**What needs to be done:** Pull out each line of the data below that contains the string "label".

**Extracted material:**
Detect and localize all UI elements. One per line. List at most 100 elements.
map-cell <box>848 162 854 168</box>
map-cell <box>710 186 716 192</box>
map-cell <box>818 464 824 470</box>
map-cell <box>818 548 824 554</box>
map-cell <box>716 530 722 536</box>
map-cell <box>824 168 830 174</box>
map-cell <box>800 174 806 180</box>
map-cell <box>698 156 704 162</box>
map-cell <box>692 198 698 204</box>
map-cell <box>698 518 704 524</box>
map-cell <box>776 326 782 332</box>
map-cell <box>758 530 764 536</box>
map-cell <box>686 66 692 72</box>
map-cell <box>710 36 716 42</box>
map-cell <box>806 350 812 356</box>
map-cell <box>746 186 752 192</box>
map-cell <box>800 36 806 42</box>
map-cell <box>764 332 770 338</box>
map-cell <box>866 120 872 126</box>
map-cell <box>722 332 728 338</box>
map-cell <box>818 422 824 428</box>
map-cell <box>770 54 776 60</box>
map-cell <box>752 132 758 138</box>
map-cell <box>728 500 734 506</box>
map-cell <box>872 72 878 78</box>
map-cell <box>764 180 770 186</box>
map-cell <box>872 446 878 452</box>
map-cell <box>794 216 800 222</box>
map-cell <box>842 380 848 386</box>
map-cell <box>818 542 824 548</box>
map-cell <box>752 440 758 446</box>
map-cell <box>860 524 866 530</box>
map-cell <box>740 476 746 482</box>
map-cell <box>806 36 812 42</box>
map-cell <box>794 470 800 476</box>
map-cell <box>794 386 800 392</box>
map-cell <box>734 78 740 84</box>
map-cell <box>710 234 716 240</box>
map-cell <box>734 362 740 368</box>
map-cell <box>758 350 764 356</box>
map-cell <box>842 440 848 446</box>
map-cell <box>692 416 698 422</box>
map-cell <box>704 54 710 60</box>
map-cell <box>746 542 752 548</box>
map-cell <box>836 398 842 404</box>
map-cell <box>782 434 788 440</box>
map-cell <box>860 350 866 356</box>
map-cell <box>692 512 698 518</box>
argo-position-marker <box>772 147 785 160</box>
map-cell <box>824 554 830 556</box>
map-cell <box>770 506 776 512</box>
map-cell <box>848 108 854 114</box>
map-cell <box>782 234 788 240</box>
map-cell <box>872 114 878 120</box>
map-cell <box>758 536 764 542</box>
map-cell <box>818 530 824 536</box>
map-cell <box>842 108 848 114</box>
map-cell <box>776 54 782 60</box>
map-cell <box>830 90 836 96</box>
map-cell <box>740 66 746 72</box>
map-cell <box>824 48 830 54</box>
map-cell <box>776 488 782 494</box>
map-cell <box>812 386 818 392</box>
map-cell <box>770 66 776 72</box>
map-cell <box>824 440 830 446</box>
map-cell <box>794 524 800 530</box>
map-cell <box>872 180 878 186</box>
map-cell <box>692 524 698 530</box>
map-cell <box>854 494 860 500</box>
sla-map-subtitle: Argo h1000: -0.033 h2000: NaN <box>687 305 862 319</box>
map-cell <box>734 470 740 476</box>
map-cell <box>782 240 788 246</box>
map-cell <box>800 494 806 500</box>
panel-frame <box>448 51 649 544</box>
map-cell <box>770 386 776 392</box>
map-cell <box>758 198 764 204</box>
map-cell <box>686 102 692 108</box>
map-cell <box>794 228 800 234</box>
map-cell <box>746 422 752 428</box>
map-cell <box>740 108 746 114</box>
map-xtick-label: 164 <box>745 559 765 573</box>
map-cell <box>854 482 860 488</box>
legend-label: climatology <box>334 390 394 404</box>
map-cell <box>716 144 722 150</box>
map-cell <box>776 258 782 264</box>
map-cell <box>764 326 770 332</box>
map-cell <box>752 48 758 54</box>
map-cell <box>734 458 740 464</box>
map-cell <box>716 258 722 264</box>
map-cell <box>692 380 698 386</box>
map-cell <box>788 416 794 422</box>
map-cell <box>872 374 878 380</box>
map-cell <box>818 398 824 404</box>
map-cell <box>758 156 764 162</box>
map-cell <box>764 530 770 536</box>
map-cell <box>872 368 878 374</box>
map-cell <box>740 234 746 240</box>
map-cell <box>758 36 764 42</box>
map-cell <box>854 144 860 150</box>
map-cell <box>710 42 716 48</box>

**Task output:**
map-xtick-label: 164 <box>745 559 765 573</box>
legend-label: climatology <box>334 390 394 404</box>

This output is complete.